**EXERCISE GOAL**
Look through the listing below and report how many lines contain "slope", as a bare number.
Start of RECORDS TO PROCESS
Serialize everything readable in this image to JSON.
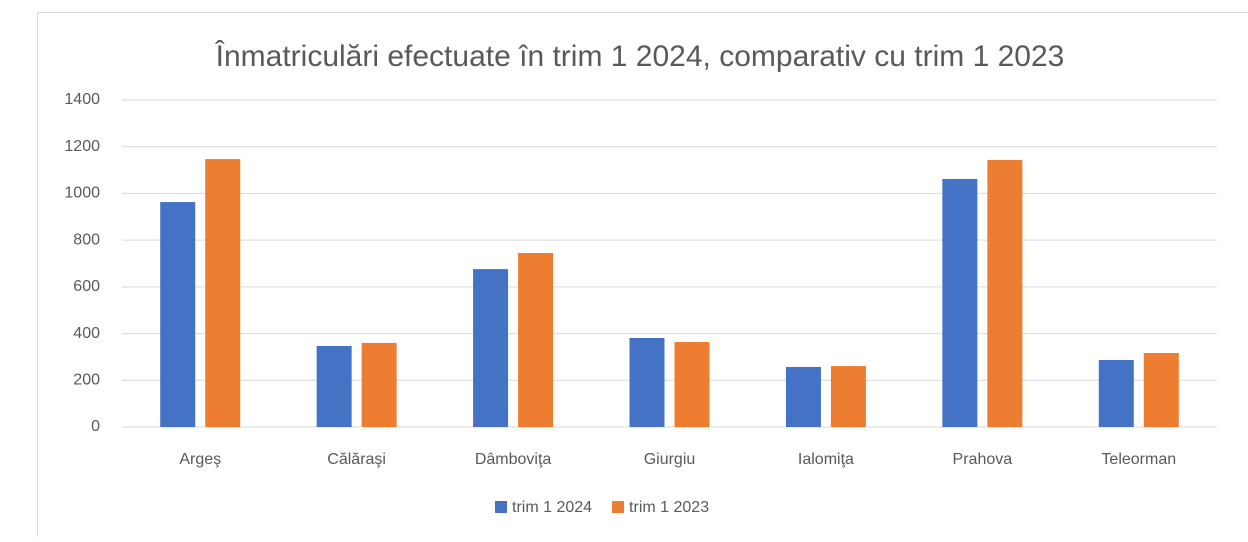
{
  "chart_data": {
    "type": "bar",
    "title": "Înmatriculări efectuate în trim 1 2024, comparativ cu trim 1 2023",
    "categories": [
      "Argeş",
      "Călăraşi",
      "Dâmboviţa",
      "Giurgiu",
      "Ialomiţa",
      "Prahova",
      "Teleorman"
    ],
    "series": [
      {
        "name": "trim 1 2024",
        "color": "#4472c4",
        "values": [
          963,
          347,
          676,
          381,
          257,
          1062,
          287
        ]
      },
      {
        "name": "trim 1 2023",
        "color": "#ed7d31",
        "values": [
          1147,
          360,
          745,
          364,
          261,
          1143,
          317
        ]
      }
    ],
    "ylim": [
      0,
      1400
    ],
    "yticks": [
      0,
      200,
      400,
      600,
      800,
      1000,
      1200,
      1400
    ],
    "grid": true,
    "legend": "bottom"
  }
}
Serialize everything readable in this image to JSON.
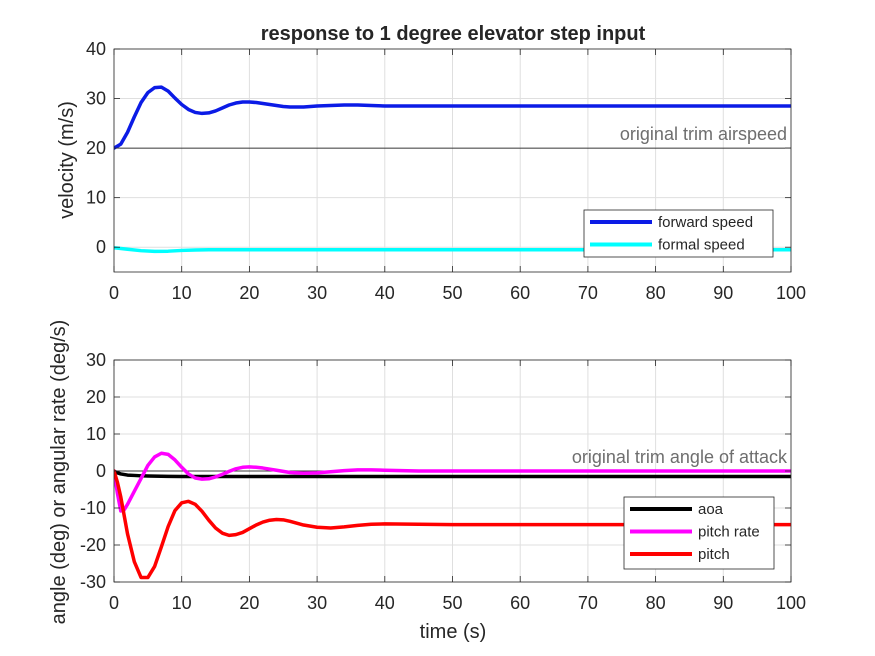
{
  "chart_data": [
    {
      "type": "line",
      "title": "response to 1 degree elevator step input",
      "xlabel": "",
      "ylabel": "velocity (m/s)",
      "xlim": [
        0,
        100
      ],
      "ylim": [
        -5,
        40
      ],
      "xticks": [
        0,
        10,
        20,
        30,
        40,
        50,
        60,
        70,
        80,
        90,
        100
      ],
      "yticks": [
        0,
        10,
        20,
        30,
        40
      ],
      "grid": true,
      "legend_position": "bottom-right",
      "reference_line": {
        "y": 20,
        "label": "original trim airspeed"
      },
      "series": [
        {
          "name": "forward speed",
          "color": "#0b1be6",
          "x": [
            0,
            1,
            2,
            3,
            4,
            5,
            6,
            7,
            8,
            9,
            10,
            11,
            12,
            13,
            14,
            15,
            16,
            17,
            18,
            19,
            20,
            21,
            22,
            23,
            24,
            25,
            26,
            27,
            28,
            30,
            32,
            34,
            36,
            38,
            40,
            45,
            50,
            60,
            70,
            80,
            90,
            100
          ],
          "values": [
            20,
            20.8,
            23.2,
            26.3,
            29.2,
            31.2,
            32.2,
            32.3,
            31.5,
            30.1,
            28.8,
            27.8,
            27.2,
            27.0,
            27.1,
            27.5,
            28.1,
            28.7,
            29.1,
            29.3,
            29.3,
            29.2,
            29.0,
            28.8,
            28.6,
            28.4,
            28.3,
            28.3,
            28.3,
            28.5,
            28.6,
            28.7,
            28.7,
            28.6,
            28.5,
            28.5,
            28.5,
            28.5,
            28.5,
            28.5,
            28.5,
            28.5
          ]
        },
        {
          "name": "formal speed",
          "color": "#00ffff",
          "x": [
            0,
            2,
            4,
            6,
            8,
            10,
            12,
            14,
            16,
            20,
            30,
            40,
            50,
            60,
            70,
            80,
            90,
            100
          ],
          "values": [
            -0.1,
            -0.4,
            -0.7,
            -0.85,
            -0.8,
            -0.65,
            -0.55,
            -0.5,
            -0.5,
            -0.5,
            -0.5,
            -0.5,
            -0.5,
            -0.5,
            -0.5,
            -0.5,
            -0.5,
            -0.5
          ]
        }
      ]
    },
    {
      "type": "line",
      "title": "",
      "xlabel": "time (s)",
      "ylabel": "angle (deg) or angular rate (deg/s)",
      "xlim": [
        0,
        100
      ],
      "ylim": [
        -30,
        30
      ],
      "xticks": [
        0,
        10,
        20,
        30,
        40,
        50,
        60,
        70,
        80,
        90,
        100
      ],
      "yticks": [
        -30,
        -20,
        -10,
        0,
        10,
        20,
        30
      ],
      "grid": true,
      "legend_position": "bottom-right",
      "reference_line": {
        "y": 0,
        "label": "original trim angle of attack"
      },
      "series": [
        {
          "name": "aoa",
          "color": "#000000",
          "x": [
            0,
            0.5,
            1,
            2,
            3,
            4,
            5,
            6,
            8,
            10,
            15,
            20,
            30,
            40,
            60,
            80,
            100
          ],
          "values": [
            0,
            -0.5,
            -0.8,
            -1.1,
            -1.2,
            -1.3,
            -1.35,
            -1.4,
            -1.45,
            -1.5,
            -1.5,
            -1.5,
            -1.5,
            -1.5,
            -1.5,
            -1.5,
            -1.5
          ]
        },
        {
          "name": "pitch rate",
          "color": "#ff00ff",
          "x": [
            0,
            0.5,
            1,
            1.5,
            2,
            3,
            4,
            5,
            6,
            7,
            8,
            9,
            10,
            11,
            12,
            13,
            14,
            15,
            16,
            17,
            18,
            19,
            20,
            21,
            22,
            24,
            26,
            28,
            30,
            32,
            34,
            36,
            38,
            40,
            45,
            50,
            60,
            70,
            80,
            90,
            100
          ],
          "values": [
            0,
            -6,
            -10.8,
            -10.5,
            -9,
            -5.5,
            -2,
            1.5,
            3.8,
            4.8,
            4.5,
            3.0,
            1.0,
            -0.8,
            -1.9,
            -2.2,
            -2.1,
            -1.6,
            -0.9,
            -0.1,
            0.6,
            1.0,
            1.1,
            1.0,
            0.8,
            0.2,
            -0.4,
            -0.6,
            -0.5,
            -0.2,
            0.1,
            0.3,
            0.3,
            0.2,
            0,
            0,
            0,
            0,
            0,
            0,
            0
          ]
        },
        {
          "name": "pitch",
          "color": "#ff0000",
          "x": [
            0,
            0.5,
            1,
            1.5,
            2,
            3,
            4,
            5,
            6,
            7,
            8,
            9,
            10,
            11,
            12,
            13,
            14,
            15,
            16,
            17,
            18,
            19,
            20,
            21,
            22,
            23,
            24,
            25,
            26,
            27,
            28,
            30,
            32,
            34,
            36,
            38,
            40,
            45,
            50,
            60,
            70,
            80,
            90,
            100
          ],
          "values": [
            0,
            -3,
            -7,
            -12,
            -17,
            -24.5,
            -28.8,
            -28.8,
            -25.8,
            -20.5,
            -15,
            -10.7,
            -8.6,
            -8.2,
            -9.0,
            -10.9,
            -13.3,
            -15.4,
            -16.8,
            -17.4,
            -17.2,
            -16.6,
            -15.6,
            -14.6,
            -13.8,
            -13.3,
            -13.1,
            -13.2,
            -13.6,
            -14.1,
            -14.6,
            -15.2,
            -15.4,
            -15.1,
            -14.7,
            -14.4,
            -14.3,
            -14.4,
            -14.5,
            -14.5,
            -14.5,
            -14.5,
            -14.5,
            -14.5
          ]
        }
      ]
    }
  ]
}
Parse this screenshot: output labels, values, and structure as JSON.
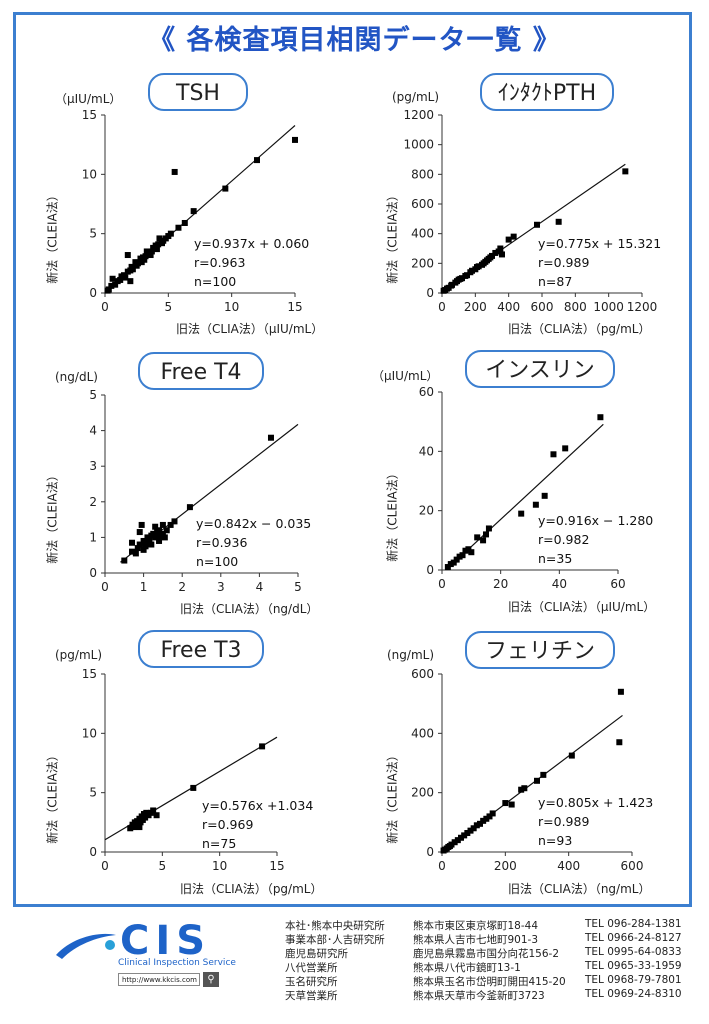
{
  "title": "《 各検査項目相関データ一覧 》",
  "colors": {
    "accent": "#3c7fd0",
    "title": "#2255c4",
    "point": "#000000"
  },
  "chart_data": [
    {
      "id": "tsh",
      "type": "scatter",
      "title": "TSH",
      "unit_y": "（μIU/mL）",
      "ylabel": "新法（CLEIA法）",
      "xlabel": "旧法（CLIA法）（μIU/mL）",
      "xlim": [
        0,
        15
      ],
      "ylim": [
        0,
        15
      ],
      "xticks": [
        0,
        5,
        10,
        15
      ],
      "yticks": [
        0,
        5,
        10,
        15
      ],
      "fit": {
        "slope": 0.937,
        "intercept": 0.06,
        "x_range": [
          0,
          15
        ]
      },
      "stats": [
        "y=0.937x + 0.060",
        "r=0.963",
        "n=100"
      ],
      "points": [
        [
          0.2,
          0.2
        ],
        [
          0.3,
          0.3
        ],
        [
          0.5,
          0.6
        ],
        [
          0.6,
          1.2
        ],
        [
          0.8,
          0.7
        ],
        [
          1.0,
          1.0
        ],
        [
          1.2,
          1.1
        ],
        [
          1.3,
          1.4
        ],
        [
          1.5,
          1.5
        ],
        [
          1.6,
          1.3
        ],
        [
          1.8,
          1.8
        ],
        [
          1.8,
          3.2
        ],
        [
          2.0,
          1.9
        ],
        [
          2.0,
          1.0
        ],
        [
          2.1,
          2.2
        ],
        [
          2.2,
          2.0
        ],
        [
          2.4,
          2.6
        ],
        [
          2.5,
          2.3
        ],
        [
          2.6,
          2.5
        ],
        [
          2.8,
          2.9
        ],
        [
          2.9,
          2.6
        ],
        [
          3.0,
          3.0
        ],
        [
          3.1,
          2.8
        ],
        [
          3.2,
          3.1
        ],
        [
          3.3,
          3.5
        ],
        [
          3.5,
          3.4
        ],
        [
          3.6,
          3.2
        ],
        [
          3.7,
          3.5
        ],
        [
          3.8,
          3.8
        ],
        [
          4.0,
          4.0
        ],
        [
          4.1,
          3.7
        ],
        [
          4.2,
          4.1
        ],
        [
          4.3,
          4.6
        ],
        [
          4.5,
          4.2
        ],
        [
          4.6,
          4.4
        ],
        [
          4.8,
          4.6
        ],
        [
          5.0,
          4.8
        ],
        [
          5.2,
          5.0
        ],
        [
          5.5,
          10.2
        ],
        [
          5.8,
          5.5
        ],
        [
          6.3,
          5.9
        ],
        [
          7.0,
          6.9
        ],
        [
          9.5,
          8.8
        ],
        [
          12.0,
          11.2
        ],
        [
          15.0,
          12.9
        ]
      ]
    },
    {
      "id": "pth",
      "type": "scatter",
      "title": "ｲﾝﾀｸﾄPTH",
      "unit_y": "(pg/mL)",
      "ylabel": "新法（CLEIA法）",
      "xlabel": "旧法（CLIA法）（pg/mL）",
      "xlim": [
        0,
        1200
      ],
      "ylim": [
        0,
        1200
      ],
      "xticks": [
        0,
        200,
        400,
        600,
        800,
        1000,
        1200
      ],
      "yticks": [
        0,
        200,
        400,
        600,
        800,
        1000,
        1200
      ],
      "fit": {
        "slope": 0.775,
        "intercept": 15.321,
        "x_range": [
          0,
          1100
        ]
      },
      "stats": [
        "y=0.775x + 15.321",
        "r=0.989",
        "n=87"
      ],
      "points": [
        [
          10,
          15
        ],
        [
          20,
          20
        ],
        [
          30,
          30
        ],
        [
          40,
          35
        ],
        [
          55,
          50
        ],
        [
          60,
          55
        ],
        [
          80,
          70
        ],
        [
          90,
          80
        ],
        [
          100,
          90
        ],
        [
          110,
          95
        ],
        [
          120,
          100
        ],
        [
          140,
          115
        ],
        [
          150,
          120
        ],
        [
          170,
          140
        ],
        [
          180,
          150
        ],
        [
          200,
          160
        ],
        [
          210,
          175
        ],
        [
          220,
          180
        ],
        [
          240,
          190
        ],
        [
          250,
          200
        ],
        [
          260,
          210
        ],
        [
          270,
          220
        ],
        [
          280,
          230
        ],
        [
          290,
          240
        ],
        [
          300,
          250
        ],
        [
          320,
          270
        ],
        [
          340,
          280
        ],
        [
          350,
          300
        ],
        [
          360,
          260
        ],
        [
          400,
          360
        ],
        [
          430,
          380
        ],
        [
          570,
          460
        ],
        [
          700,
          480
        ],
        [
          1100,
          820
        ]
      ]
    },
    {
      "id": "ft4",
      "type": "scatter",
      "title": "Free T4",
      "unit_y": "(ng/dL)",
      "ylabel": "新法（CLEIA法）",
      "xlabel": "旧法（CLIA法）（ng/dL）",
      "xlim": [
        0,
        5
      ],
      "ylim": [
        0,
        5
      ],
      "xticks": [
        0,
        1,
        2,
        3,
        4,
        5
      ],
      "yticks": [
        0,
        1,
        2,
        3,
        4,
        5
      ],
      "fit": {
        "slope": 0.842,
        "intercept": -0.035,
        "x_range": [
          0.4,
          5
        ]
      },
      "stats": [
        "y=0.842x − 0.035",
        "r=0.936",
        "n=100"
      ],
      "points": [
        [
          0.5,
          0.35
        ],
        [
          0.7,
          0.6
        ],
        [
          0.7,
          0.85
        ],
        [
          0.8,
          0.55
        ],
        [
          0.85,
          0.7
        ],
        [
          0.9,
          0.8
        ],
        [
          0.9,
          1.15
        ],
        [
          0.95,
          1.35
        ],
        [
          1.0,
          0.65
        ],
        [
          1.0,
          0.9
        ],
        [
          1.05,
          0.75
        ],
        [
          1.1,
          1.0
        ],
        [
          1.1,
          0.85
        ],
        [
          1.15,
          0.95
        ],
        [
          1.2,
          1.05
        ],
        [
          1.2,
          0.8
        ],
        [
          1.25,
          1.1
        ],
        [
          1.3,
          1.0
        ],
        [
          1.3,
          1.3
        ],
        [
          1.35,
          1.15
        ],
        [
          1.4,
          0.9
        ],
        [
          1.4,
          1.2
        ],
        [
          1.45,
          1.05
        ],
        [
          1.5,
          1.1
        ],
        [
          1.5,
          1.35
        ],
        [
          1.55,
          1.0
        ],
        [
          1.6,
          1.2
        ],
        [
          1.7,
          1.35
        ],
        [
          1.8,
          1.45
        ],
        [
          2.2,
          1.85
        ],
        [
          4.3,
          3.8
        ]
      ]
    },
    {
      "id": "insulin",
      "type": "scatter",
      "title": "インスリン",
      "unit_y": "（μIU/mL）",
      "ylabel": "新法（CLEIA法）",
      "xlabel": "旧法（CLIA法）（μIU/mL）",
      "xlim": [
        0,
        60
      ],
      "ylim": [
        0,
        60
      ],
      "xticks": [
        0,
        20,
        40,
        60
      ],
      "yticks": [
        0,
        20,
        40,
        60
      ],
      "fit": {
        "slope": 0.916,
        "intercept": -1.28,
        "x_range": [
          2,
          55
        ]
      },
      "stats": [
        "y=0.916x − 1.280",
        "r=0.982",
        "n=35"
      ],
      "points": [
        [
          2,
          1
        ],
        [
          3,
          2
        ],
        [
          4,
          2.5
        ],
        [
          5,
          3.5
        ],
        [
          6,
          4.5
        ],
        [
          7,
          5
        ],
        [
          8,
          6.5
        ],
        [
          9,
          7
        ],
        [
          10,
          6
        ],
        [
          12,
          11
        ],
        [
          14,
          10
        ],
        [
          15,
          12
        ],
        [
          16,
          14
        ],
        [
          27,
          19
        ],
        [
          32,
          22
        ],
        [
          35,
          25
        ],
        [
          38,
          39
        ],
        [
          42,
          41
        ],
        [
          54,
          51.5
        ]
      ]
    },
    {
      "id": "ft3",
      "type": "scatter",
      "title": "Free T3",
      "unit_y": "(pg/mL)",
      "ylabel": "新法（CLEIA法）",
      "xlabel": "旧法（CLIA法）（pg/mL）",
      "xlim": [
        0,
        15
      ],
      "ylim": [
        0,
        15
      ],
      "xticks": [
        0,
        5,
        10,
        15
      ],
      "yticks": [
        0,
        5,
        10,
        15
      ],
      "fit": {
        "slope": 0.576,
        "intercept": 1.034,
        "x_range": [
          0,
          15
        ]
      },
      "stats": [
        "y=0.576x +1.034",
        "r=0.969",
        "n=75"
      ],
      "points": [
        [
          2.2,
          2.0
        ],
        [
          2.4,
          2.3
        ],
        [
          2.5,
          2.1
        ],
        [
          2.6,
          2.5
        ],
        [
          2.7,
          2.2
        ],
        [
          2.8,
          2.6
        ],
        [
          2.9,
          2.4
        ],
        [
          3.0,
          2.8
        ],
        [
          3.0,
          2.1
        ],
        [
          3.1,
          2.5
        ],
        [
          3.2,
          3.0
        ],
        [
          3.3,
          2.7
        ],
        [
          3.4,
          3.2
        ],
        [
          3.5,
          2.9
        ],
        [
          3.6,
          3.3
        ],
        [
          3.8,
          3.1
        ],
        [
          4.0,
          3.3
        ],
        [
          4.2,
          3.5
        ],
        [
          4.5,
          3.1
        ],
        [
          7.7,
          5.4
        ],
        [
          13.7,
          8.9
        ]
      ]
    },
    {
      "id": "ferritin",
      "type": "scatter",
      "title": "フェリチン",
      "unit_y": "(ng/mL)",
      "ylabel": "新法（CLEIA法）",
      "xlabel": "旧法（CLIA法）（ng/mL）",
      "xlim": [
        0,
        600
      ],
      "ylim": [
        0,
        600
      ],
      "xticks": [
        0,
        200,
        400,
        600
      ],
      "yticks": [
        0,
        200,
        400,
        600
      ],
      "fit": {
        "slope": 0.805,
        "intercept": 1.423,
        "x_range": [
          0,
          570
        ]
      },
      "stats": [
        "y=0.805x + 1.423",
        "r=0.989",
        "n=93"
      ],
      "points": [
        [
          5,
          5
        ],
        [
          10,
          8
        ],
        [
          15,
          12
        ],
        [
          20,
          17
        ],
        [
          25,
          20
        ],
        [
          30,
          25
        ],
        [
          40,
          33
        ],
        [
          50,
          40
        ],
        [
          60,
          48
        ],
        [
          70,
          56
        ],
        [
          80,
          64
        ],
        [
          90,
          72
        ],
        [
          100,
          80
        ],
        [
          110,
          90
        ],
        [
          120,
          95
        ],
        [
          130,
          105
        ],
        [
          140,
          112
        ],
        [
          150,
          120
        ],
        [
          160,
          130
        ],
        [
          200,
          165
        ],
        [
          220,
          160
        ],
        [
          250,
          210
        ],
        [
          260,
          215
        ],
        [
          300,
          240
        ],
        [
          320,
          260
        ],
        [
          410,
          325
        ],
        [
          560,
          370
        ],
        [
          565,
          540
        ]
      ]
    }
  ],
  "footer": {
    "logo_text": "CIS",
    "logo_sub": "Clinical Inspection Service",
    "url": "http://www.kkcis.com",
    "search_icon": "search-icon",
    "offices": [
      {
        "name": "本社･熊本中央研究所",
        "addr": "熊本市東区東京塚町18-44",
        "tel": "TEL 096-284-1381"
      },
      {
        "name": "事業本部･人吉研究所",
        "addr": "熊本県人吉市七地町901-3",
        "tel": "TEL 0966-24-8127"
      },
      {
        "name": "鹿児島研究所",
        "addr": "鹿児島県霧島市国分向花156-2",
        "tel": "TEL 0995-64-0833"
      },
      {
        "name": "八代営業所",
        "addr": "熊本県八代市鏡町13-1",
        "tel": "TEL 0965-33-1959"
      },
      {
        "name": "玉名研究所",
        "addr": "熊本県玉名市岱明町開田415-20",
        "tel": "TEL 0968-79-7801"
      },
      {
        "name": "天草営業所",
        "addr": "熊本県天草市今釜新町3723",
        "tel": "TEL 0969-24-8310"
      }
    ]
  }
}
End of RECORDS TO PROCESS
**CORRECT ANSWER**
6